# Start of TASK INPUTS

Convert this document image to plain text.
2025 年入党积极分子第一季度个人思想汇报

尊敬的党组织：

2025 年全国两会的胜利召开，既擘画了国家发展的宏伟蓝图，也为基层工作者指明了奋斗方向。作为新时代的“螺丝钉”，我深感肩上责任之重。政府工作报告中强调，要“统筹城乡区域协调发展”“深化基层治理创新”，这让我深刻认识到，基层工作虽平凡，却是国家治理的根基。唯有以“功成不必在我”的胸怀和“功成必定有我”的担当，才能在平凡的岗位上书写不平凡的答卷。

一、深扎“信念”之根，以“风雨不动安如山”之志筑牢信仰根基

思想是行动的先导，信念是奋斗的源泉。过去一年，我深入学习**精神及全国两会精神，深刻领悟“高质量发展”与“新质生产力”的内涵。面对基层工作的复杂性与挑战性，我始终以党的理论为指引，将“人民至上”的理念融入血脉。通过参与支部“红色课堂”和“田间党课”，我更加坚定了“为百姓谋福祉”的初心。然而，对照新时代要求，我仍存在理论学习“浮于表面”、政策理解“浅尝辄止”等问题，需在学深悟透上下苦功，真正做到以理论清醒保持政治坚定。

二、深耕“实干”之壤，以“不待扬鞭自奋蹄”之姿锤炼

# End of TASK INPUTS

**WHAT THE TASK REQUIRES:**
Transcribe all of the material exactly. Omit nothing.

**SOLUTION:**
Convert this document image to plain text.
2025 年入党积极分子第一季度个人思想汇报

尊敬的党组织：

2025 年全国两会的胜利召开，既擘画了国家发展的宏伟蓝图，也为基层工作者指明了奋斗方向。作为新时代的“螺丝钉”，我深感肩上责任之重。政府工作报告中强调，要“统筹城乡区域协调发展”“深化基层治理创新”，这让我深刻认识到，基层工作虽平凡，却是国家治理的根基。唯有以“功成不必在我”的胸怀和“功成必定有我”的担当，才能在平凡的岗位上书写不平凡的答卷。

一、深扎“信念”之根，以“风雨不动安如山”之志筑牢信仰根基

思想是行动的先导，信念是奋斗的源泉。过去一年，我深入学习**精神及全国两会精神，深刻领悟“高质量发展”与“新质生产力”的内涵。面对基层工作的复杂性与挑战性，我始终以党的理论为指引，将“人民至上”的理念融入血脉。通过参与支部“红色课堂”和“田间党课”，我更加坚定了“为百姓谋福祉”的初心。然而，对照新时代要求，我仍存在理论学习“浮于表面”、政策理解“浅尝辄止”等问题，需在学深悟透上下苦功，真正做到以理论清醒保持政治坚定。

二、深耕“实干”之壤，以“不待扬鞭自奋蹄”之姿锤炼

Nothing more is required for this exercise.